■ GIVEN PROBLEM A: Put the stretch of the listing from its first line through the line containing "62, 34, 81]" into a numbered list, including both end lines and leaving out any blank lines.

■ GIVEN TEXT:
Daniel Chima Chukwu (born 4 April 1991) is a Nigerian professional footballer who plays as a striker for Indian Super League club Jamshedpur.

Career

Early career
Chima started playing football for Festac Sport, before going on loan to Bussdor United.

He joined the Norwegian First Division side Lyn at the beginning of the 2010-season, and scored his first goal in his debut against Bodø/Glimt on 5 April 2010.

Molde
Following the bankruptcy of Lyn, Chima joined Tippeligaen side Molde on 28 July 2010.

2011 season
On 25 April 2011, he secured a 3–1 win against Brann with a stoppage-time goal, which was also his first goal for Molde. He played 24 games and scored five goals in the 2011 Tippeligaen and contributed to Molde's first ever league championship.

2012 season
On 4 August 2012, Chukwu scored the winning goal which gave champions Molde FK victory over Sogndal in the Tippeligaen. On 30 September 2012, he fired a treble against Stabaek in a 4–3 victory to shoot Norwegian champions Molde back to the top of the table. Chima was the hero of his club as he sealed victory in a 2–0 win over Stuttgart in the Europa League on 4 October 2012. On 8 November 2012, he got on the score sheet, but ended up on the losing side as Steaua București completed a two way win in a Europa League group clash. Chima scored the only goal in Molde's 1–0 home victory against Hønefoss on 11 November 2012, which coupled with their title challengers, Strømsgodset, 2–1 defeat away to Sandnes Ulf, secured Molde's second Tippeligaen title. In December 2012, reports surfaced that Chima was wanted by Romanian club Steaua București, who were weighing up a bid. His agent Atta Aneke confirmed to Aftenposten that Steaua had shown interest in signing him in the winter of 2012.

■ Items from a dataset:
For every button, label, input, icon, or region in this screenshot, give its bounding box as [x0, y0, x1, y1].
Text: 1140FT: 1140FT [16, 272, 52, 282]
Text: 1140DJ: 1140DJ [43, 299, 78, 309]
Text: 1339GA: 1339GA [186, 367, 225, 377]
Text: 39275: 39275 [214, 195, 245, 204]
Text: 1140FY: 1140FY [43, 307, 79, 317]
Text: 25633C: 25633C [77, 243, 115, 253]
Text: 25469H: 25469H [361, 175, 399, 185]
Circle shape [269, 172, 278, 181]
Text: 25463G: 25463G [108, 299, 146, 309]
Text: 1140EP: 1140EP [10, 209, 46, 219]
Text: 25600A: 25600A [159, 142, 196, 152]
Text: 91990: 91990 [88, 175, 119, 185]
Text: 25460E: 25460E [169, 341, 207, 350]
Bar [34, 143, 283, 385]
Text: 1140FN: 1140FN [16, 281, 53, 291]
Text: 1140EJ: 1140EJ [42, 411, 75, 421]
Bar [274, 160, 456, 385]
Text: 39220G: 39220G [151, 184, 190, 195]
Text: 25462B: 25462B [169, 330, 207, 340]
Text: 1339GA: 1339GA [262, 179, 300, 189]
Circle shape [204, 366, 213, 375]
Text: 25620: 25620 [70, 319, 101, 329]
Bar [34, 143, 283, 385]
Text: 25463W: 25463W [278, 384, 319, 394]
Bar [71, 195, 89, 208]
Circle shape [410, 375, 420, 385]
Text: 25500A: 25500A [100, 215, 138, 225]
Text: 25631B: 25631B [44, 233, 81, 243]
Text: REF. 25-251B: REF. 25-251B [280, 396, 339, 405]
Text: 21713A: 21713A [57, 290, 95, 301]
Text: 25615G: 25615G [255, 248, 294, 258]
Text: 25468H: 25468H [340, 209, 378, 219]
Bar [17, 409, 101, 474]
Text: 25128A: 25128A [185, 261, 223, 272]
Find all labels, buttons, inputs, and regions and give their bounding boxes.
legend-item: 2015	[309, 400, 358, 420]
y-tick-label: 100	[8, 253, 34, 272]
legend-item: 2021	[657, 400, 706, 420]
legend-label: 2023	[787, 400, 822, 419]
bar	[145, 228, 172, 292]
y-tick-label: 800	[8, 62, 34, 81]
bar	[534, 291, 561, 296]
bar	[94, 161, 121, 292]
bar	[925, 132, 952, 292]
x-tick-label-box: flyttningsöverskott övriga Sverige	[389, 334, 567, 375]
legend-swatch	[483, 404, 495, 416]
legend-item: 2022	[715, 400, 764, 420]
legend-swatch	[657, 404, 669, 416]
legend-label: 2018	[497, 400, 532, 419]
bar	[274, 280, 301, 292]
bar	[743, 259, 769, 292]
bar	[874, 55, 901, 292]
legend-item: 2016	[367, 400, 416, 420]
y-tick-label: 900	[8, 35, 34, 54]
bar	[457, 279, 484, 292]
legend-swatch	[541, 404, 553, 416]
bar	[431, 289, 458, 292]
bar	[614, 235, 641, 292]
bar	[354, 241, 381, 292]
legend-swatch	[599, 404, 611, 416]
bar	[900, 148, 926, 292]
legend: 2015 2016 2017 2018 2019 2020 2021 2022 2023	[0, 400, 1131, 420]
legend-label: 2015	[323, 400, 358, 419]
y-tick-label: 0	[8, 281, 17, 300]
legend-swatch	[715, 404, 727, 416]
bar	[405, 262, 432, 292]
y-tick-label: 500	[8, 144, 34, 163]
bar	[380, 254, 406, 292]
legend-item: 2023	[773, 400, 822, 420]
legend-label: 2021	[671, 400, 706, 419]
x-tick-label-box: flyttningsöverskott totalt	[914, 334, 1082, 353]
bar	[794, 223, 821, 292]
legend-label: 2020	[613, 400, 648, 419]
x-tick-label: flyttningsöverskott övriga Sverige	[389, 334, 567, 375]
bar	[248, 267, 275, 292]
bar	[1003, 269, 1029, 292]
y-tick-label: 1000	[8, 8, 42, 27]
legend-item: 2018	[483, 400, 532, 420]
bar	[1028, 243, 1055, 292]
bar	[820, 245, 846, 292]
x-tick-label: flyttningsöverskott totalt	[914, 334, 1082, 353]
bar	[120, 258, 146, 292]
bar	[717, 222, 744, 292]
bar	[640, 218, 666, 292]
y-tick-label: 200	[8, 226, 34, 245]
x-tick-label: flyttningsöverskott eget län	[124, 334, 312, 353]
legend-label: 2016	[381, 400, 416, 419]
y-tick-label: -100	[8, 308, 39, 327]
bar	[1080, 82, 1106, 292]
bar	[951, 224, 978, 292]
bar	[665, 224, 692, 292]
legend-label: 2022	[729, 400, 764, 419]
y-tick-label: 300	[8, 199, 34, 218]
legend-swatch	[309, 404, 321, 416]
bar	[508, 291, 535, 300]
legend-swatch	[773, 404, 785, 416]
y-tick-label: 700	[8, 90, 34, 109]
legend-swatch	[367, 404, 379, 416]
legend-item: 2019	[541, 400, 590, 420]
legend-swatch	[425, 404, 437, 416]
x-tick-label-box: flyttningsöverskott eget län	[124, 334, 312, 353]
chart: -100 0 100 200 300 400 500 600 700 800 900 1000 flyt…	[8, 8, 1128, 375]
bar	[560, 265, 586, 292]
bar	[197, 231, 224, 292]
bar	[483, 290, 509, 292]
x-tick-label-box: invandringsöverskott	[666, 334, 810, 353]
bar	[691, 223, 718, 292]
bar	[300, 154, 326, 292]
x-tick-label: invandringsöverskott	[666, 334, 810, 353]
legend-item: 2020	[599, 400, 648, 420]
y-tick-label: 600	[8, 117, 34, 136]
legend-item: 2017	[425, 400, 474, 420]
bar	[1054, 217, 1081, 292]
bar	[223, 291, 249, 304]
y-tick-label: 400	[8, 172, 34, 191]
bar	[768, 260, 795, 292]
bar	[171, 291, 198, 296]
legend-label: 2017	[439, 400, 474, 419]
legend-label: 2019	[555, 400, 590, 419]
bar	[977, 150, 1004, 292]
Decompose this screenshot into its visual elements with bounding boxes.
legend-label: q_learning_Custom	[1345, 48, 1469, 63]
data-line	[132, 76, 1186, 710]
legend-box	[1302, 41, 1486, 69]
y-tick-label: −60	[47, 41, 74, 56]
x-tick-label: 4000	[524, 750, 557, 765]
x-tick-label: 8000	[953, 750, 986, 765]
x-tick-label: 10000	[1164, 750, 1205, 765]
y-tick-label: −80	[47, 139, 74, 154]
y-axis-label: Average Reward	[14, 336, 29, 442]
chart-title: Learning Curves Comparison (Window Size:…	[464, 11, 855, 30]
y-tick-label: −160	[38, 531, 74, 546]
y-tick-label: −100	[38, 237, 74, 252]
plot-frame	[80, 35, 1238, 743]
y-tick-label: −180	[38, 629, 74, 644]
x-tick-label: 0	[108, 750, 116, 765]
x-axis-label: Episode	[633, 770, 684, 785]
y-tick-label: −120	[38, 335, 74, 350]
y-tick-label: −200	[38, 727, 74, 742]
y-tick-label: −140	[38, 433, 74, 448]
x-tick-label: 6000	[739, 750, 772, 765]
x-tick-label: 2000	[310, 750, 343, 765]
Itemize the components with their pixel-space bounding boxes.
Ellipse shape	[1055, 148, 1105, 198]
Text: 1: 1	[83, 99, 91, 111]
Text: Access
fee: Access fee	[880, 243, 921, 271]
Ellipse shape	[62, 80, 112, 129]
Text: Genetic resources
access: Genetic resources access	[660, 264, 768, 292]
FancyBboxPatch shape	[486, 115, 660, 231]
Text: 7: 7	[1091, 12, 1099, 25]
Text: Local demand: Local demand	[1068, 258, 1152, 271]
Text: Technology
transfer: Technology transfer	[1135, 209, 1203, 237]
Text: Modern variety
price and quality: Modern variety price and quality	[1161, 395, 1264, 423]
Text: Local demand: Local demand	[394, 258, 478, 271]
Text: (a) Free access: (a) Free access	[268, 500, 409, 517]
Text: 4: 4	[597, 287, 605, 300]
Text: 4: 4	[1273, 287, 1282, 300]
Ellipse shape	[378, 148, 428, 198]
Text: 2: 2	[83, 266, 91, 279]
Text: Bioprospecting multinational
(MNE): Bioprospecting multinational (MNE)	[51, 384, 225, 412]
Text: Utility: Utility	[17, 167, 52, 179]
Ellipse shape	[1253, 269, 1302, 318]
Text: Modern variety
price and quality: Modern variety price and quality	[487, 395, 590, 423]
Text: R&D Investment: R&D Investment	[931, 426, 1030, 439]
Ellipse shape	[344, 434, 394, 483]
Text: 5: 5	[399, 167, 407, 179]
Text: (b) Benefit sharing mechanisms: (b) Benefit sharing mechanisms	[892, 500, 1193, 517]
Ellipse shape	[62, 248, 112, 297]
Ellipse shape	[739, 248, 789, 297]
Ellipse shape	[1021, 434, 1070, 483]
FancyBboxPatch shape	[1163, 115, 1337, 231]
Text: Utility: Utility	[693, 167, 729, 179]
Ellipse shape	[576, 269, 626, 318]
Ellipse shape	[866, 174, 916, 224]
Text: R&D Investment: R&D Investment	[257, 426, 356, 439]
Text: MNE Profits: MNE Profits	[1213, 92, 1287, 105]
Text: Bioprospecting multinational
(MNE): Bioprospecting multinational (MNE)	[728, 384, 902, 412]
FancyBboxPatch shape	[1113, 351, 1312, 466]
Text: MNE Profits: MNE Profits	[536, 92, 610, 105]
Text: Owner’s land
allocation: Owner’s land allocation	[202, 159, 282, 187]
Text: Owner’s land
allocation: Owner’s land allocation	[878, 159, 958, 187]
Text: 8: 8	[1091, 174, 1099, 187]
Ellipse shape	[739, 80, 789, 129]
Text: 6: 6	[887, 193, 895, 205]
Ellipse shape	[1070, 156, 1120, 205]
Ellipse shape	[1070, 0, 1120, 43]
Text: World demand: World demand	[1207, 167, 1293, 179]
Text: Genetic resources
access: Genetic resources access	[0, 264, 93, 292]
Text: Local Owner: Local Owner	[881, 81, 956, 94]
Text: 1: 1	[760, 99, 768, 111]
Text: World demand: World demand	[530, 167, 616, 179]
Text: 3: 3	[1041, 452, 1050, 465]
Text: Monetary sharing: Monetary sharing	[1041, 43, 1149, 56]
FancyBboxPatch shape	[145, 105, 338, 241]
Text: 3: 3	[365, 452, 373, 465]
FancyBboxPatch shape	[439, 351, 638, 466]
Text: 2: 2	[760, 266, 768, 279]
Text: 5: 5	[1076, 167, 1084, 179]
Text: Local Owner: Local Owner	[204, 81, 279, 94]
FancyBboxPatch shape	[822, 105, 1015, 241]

■ GIVEN PROBLEM B: Name every club the footballer profile says Chima played for, joined, or went to on loan.

■ CORRECT RESPONSE A:
1. For every button, label, input, icon, or region in this screenshot, give its bounding box as [x0, y0, x1, y1].
2. Text: 1140FT: 1140FT [16, 272, 52, 282]
3. Text: 1140DJ: 1140DJ [43, 299, 78, 309]
4. Text: 1339GA: 1339GA [186, 367, 225, 377]
5. Text: 39275: 39275 [214, 195, 245, 204]
6. Text: 1140FY: 1140FY [43, 307, 79, 317]
7. Text: 25633C: 25633C [77, 243, 115, 253]
8. Text: 25469H: 25469H [361, 175, 399, 185]
9. Circle shape [269, 172, 278, 181]
10. Text: 25463G: 25463G [108, 299, 146, 309]
11. Text: 1140EP: 1140EP [10, 209, 46, 219]
12. Text: 25600A: 25600A [159, 142, 196, 152]
13. Text: 91990: 91990 [88, 175, 119, 185]
14. Text: 25460E: 25460E [169, 341, 207, 350]
15. Bar [34, 143, 283, 385]
16. Text: 1140FN: 1140FN [16, 281, 53, 291]
17. Text: 1140EJ: 1140EJ [42, 411, 75, 421]
18. Bar [274, 160, 456, 385]
19. Text: 39220G: 39220G [151, 184, 190, 195]
20. Text: 25462B: 25462B [169, 330, 207, 340]
21. Text: 1339GA: 1339GA [262, 179, 300, 189]
22. Circle shape [204, 366, 213, 375]
23. Text: 25620: 25620 [70, 319, 101, 329]
24. Bar [34, 143, 283, 385]
25. Text: 25463W: 25463W [278, 384, 319, 394]
26. Bar [71, 195, 89, 208]
27. Circle shape [410, 375, 420, 385]
28. Text: 25500A: 25500A [100, 215, 138, 225]
29. Text: 25631B: 25631B [44, 233, 81, 243]
30. Text: REF. 25-251B: REF. 25-251B [280, 396, 339, 405]
31. Text: 21713A: 21713A [57, 290, 95, 301]
32. Text: 25615G: 25615G [255, 248, 294, 258]
33. Text: 25468H: 25468H [340, 209, 378, 219]
34. Bar [17, 409, 101, 474]
35. Text: 25128A: 25128A [185, 261, 223, 272]
36. Find all labels, buttons, inputs, and regions and give their bounding boxes.
37. legend-item: 2015	[309, 400, 358, 420]
38. y-tick-label: 100	[8, 253, 34, 272]
39. legend-item: 2021	[657, 400, 706, 420]
40. legend-label: 2023	[787, 400, 822, 419]
41. bar	[145, 228, 172, 292]
42. y-tick-label: 800	[8, 62, 34, 81]

■ CORRECT RESPONSE B: Festac Sport, Bussdor United, Lyn, Molde, Jamshedpur